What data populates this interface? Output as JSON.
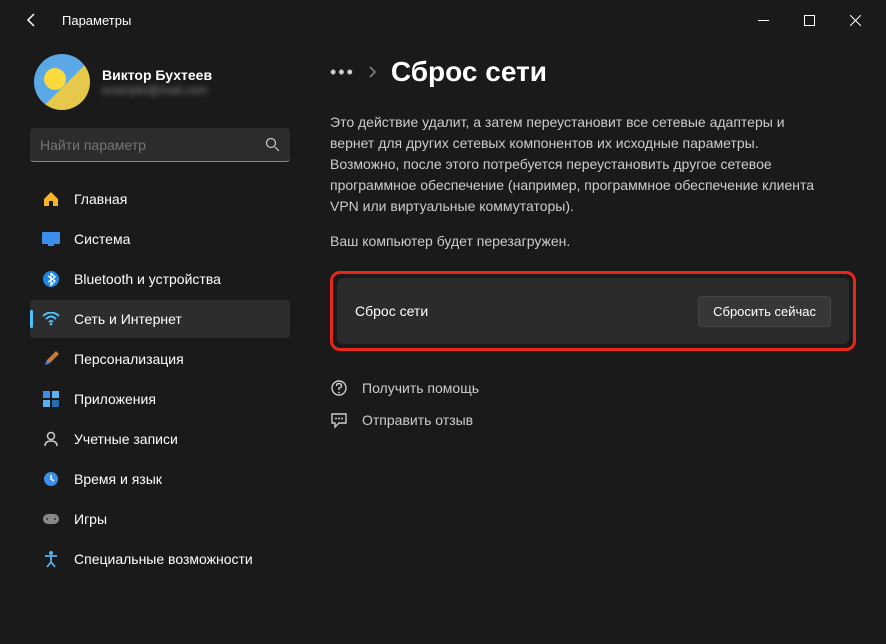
{
  "window": {
    "title": "Параметры"
  },
  "profile": {
    "name": "Виктор Бухтеев",
    "email": "example@mail.com"
  },
  "search": {
    "placeholder": "Найти параметр"
  },
  "sidebar": {
    "items": [
      {
        "label": "Главная",
        "icon": "home"
      },
      {
        "label": "Система",
        "icon": "system"
      },
      {
        "label": "Bluetooth и устройства",
        "icon": "bluetooth"
      },
      {
        "label": "Сеть и Интернет",
        "icon": "network",
        "active": true
      },
      {
        "label": "Персонализация",
        "icon": "personalize"
      },
      {
        "label": "Приложения",
        "icon": "apps"
      },
      {
        "label": "Учетные записи",
        "icon": "accounts"
      },
      {
        "label": "Время и язык",
        "icon": "time"
      },
      {
        "label": "Игры",
        "icon": "gaming"
      },
      {
        "label": "Специальные возможности",
        "icon": "accessibility"
      }
    ]
  },
  "main": {
    "page_title": "Сброс сети",
    "description": "Это действие удалит, а затем переустановит все сетевые адаптеры и вернет для других сетевых компонентов их исходные параметры. Возможно, после этого потребуется переустановить другое сетевое программное обеспечение (например, программное обеспечение клиента VPN или виртуальные коммутаторы).",
    "restart_note": "Ваш компьютер будет перезагружен.",
    "reset_card_label": "Сброс сети",
    "reset_button": "Сбросить сейчас",
    "help_link": "Получить помощь",
    "feedback_link": "Отправить отзыв"
  }
}
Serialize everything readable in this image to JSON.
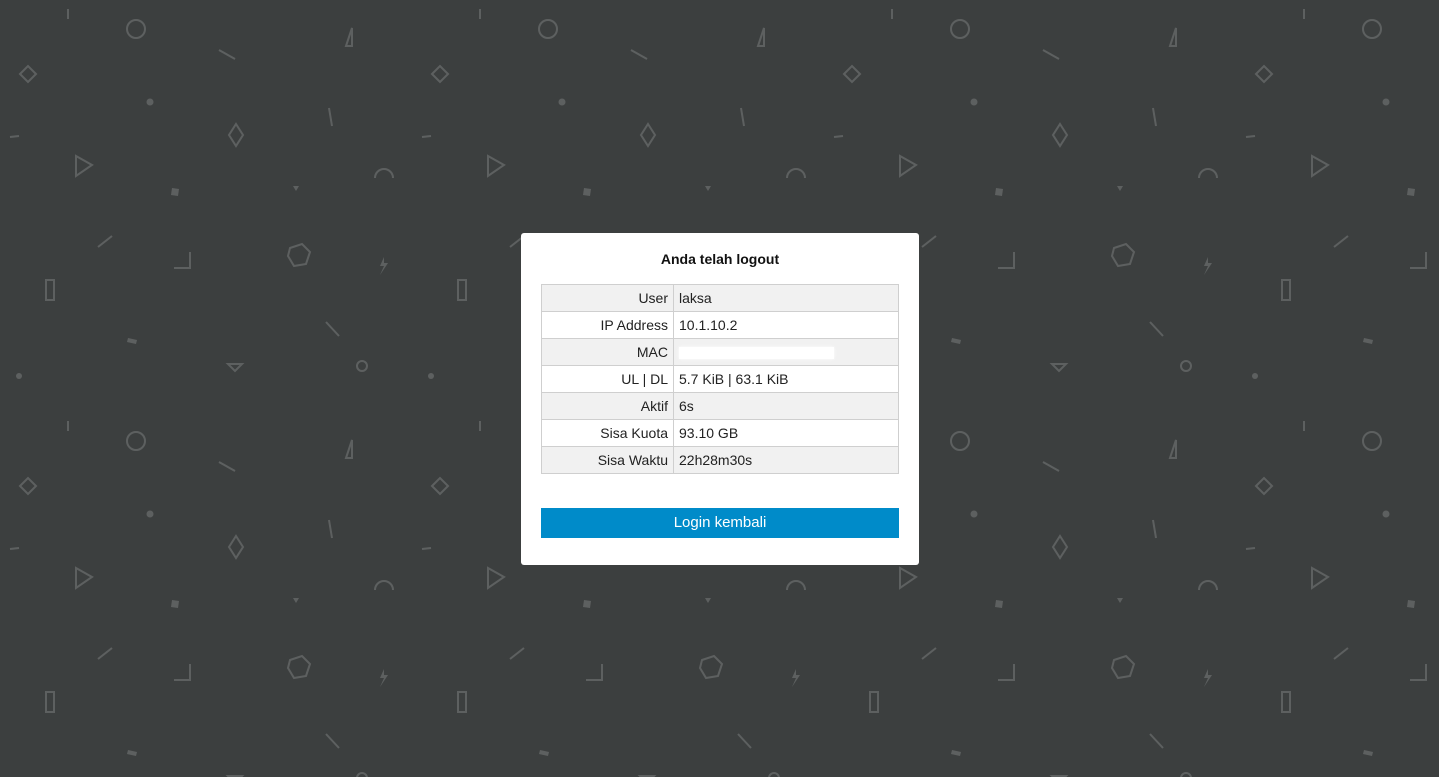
{
  "title": "Anda telah logout",
  "rows": [
    {
      "label": "User",
      "value": "laksa"
    },
    {
      "label": "IP Address",
      "value": "10.1.10.2"
    },
    {
      "label": "MAC",
      "value": ""
    },
    {
      "label": "UL | DL",
      "value": "5.7 KiB | 63.1 KiB"
    },
    {
      "label": "Aktif",
      "value": "6s"
    },
    {
      "label": "Sisa Kuota",
      "value": "93.10 GB"
    },
    {
      "label": "Sisa Waktu",
      "value": "22h28m30s"
    }
  ],
  "login_button": "Login kembali",
  "colors": {
    "background": "#3c3f3f",
    "pattern": "#5d6060",
    "button": "#008bc9"
  },
  "background_pattern_icons": [
    "circle-icon",
    "triangle-icon",
    "diamond-icon",
    "hexagon-icon",
    "lightning-icon",
    "rectangle-icon",
    "arc-icon",
    "line-icon",
    "dot-icon"
  ]
}
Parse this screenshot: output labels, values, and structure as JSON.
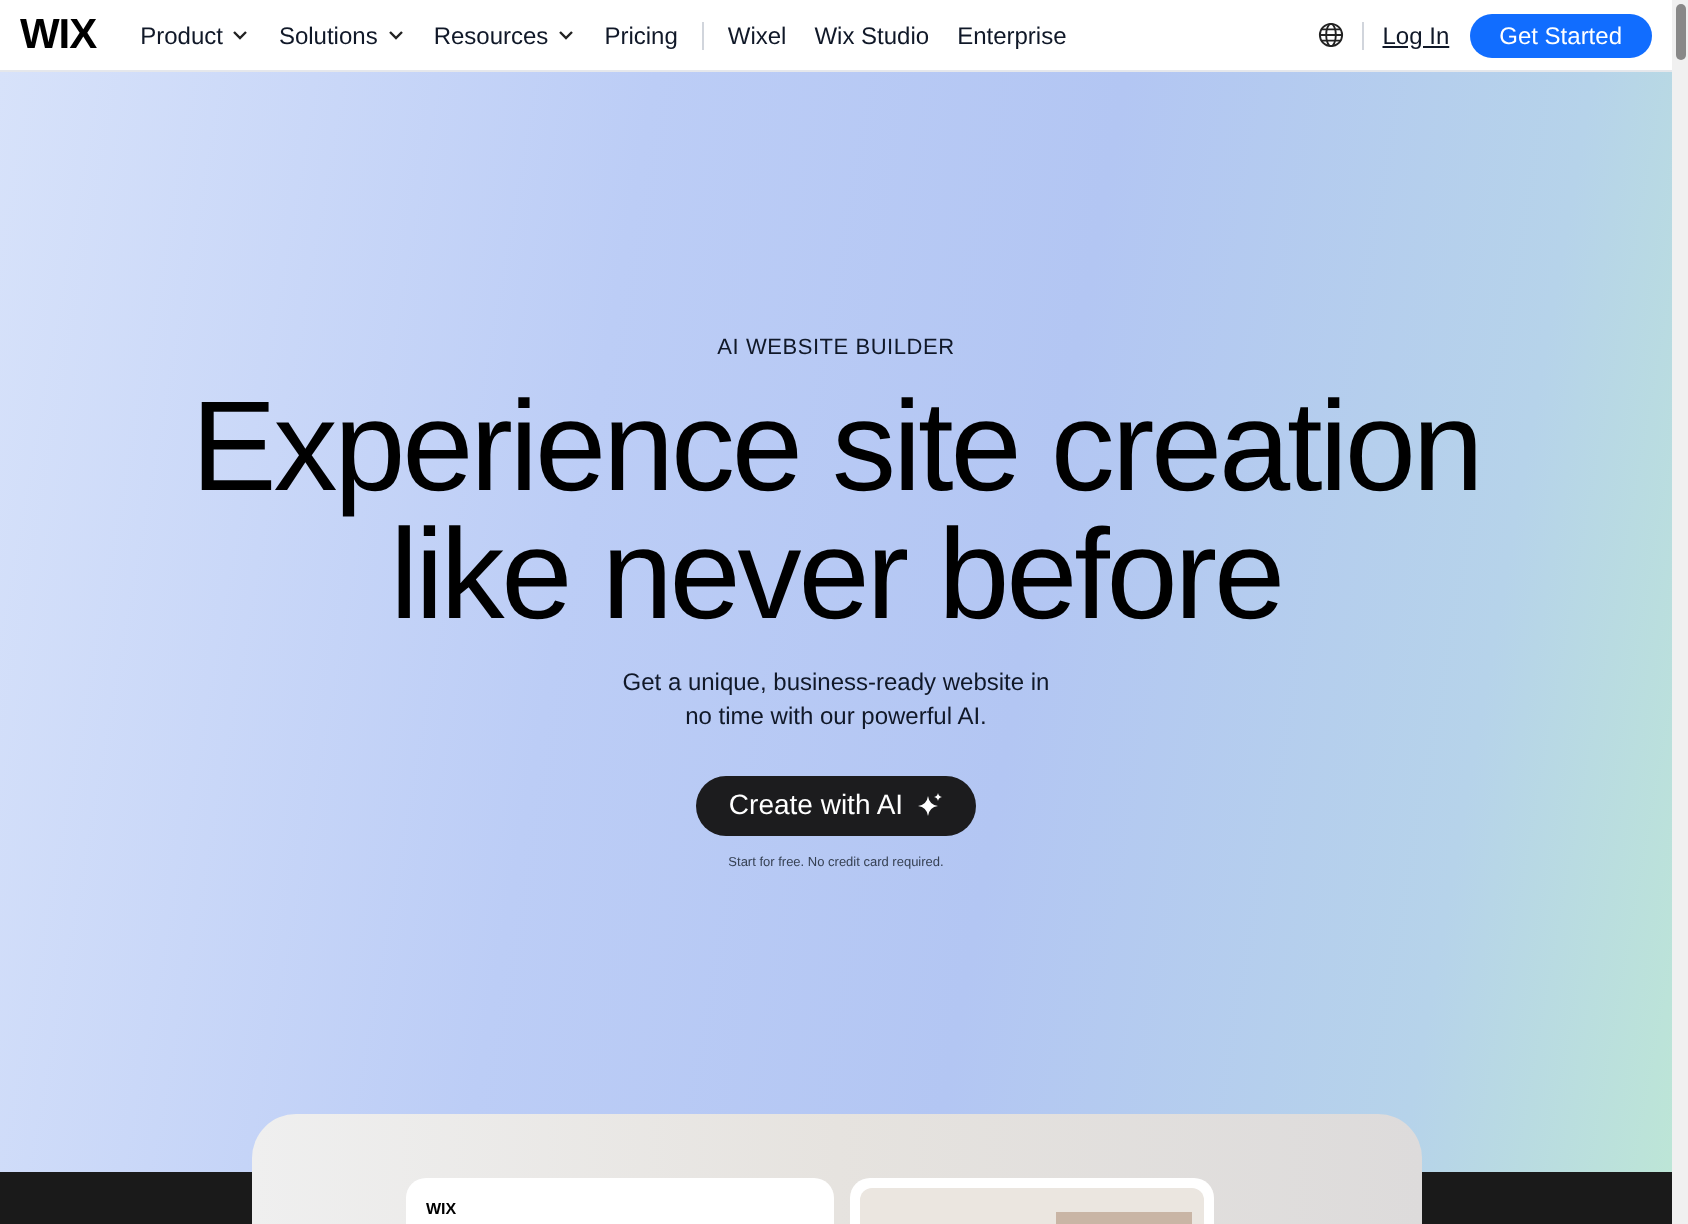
⁂
> [Aim of the task]
Among the entries, how many lines include the word "this"? Answer with a single number and nothing further.

> [Exercise solution]
3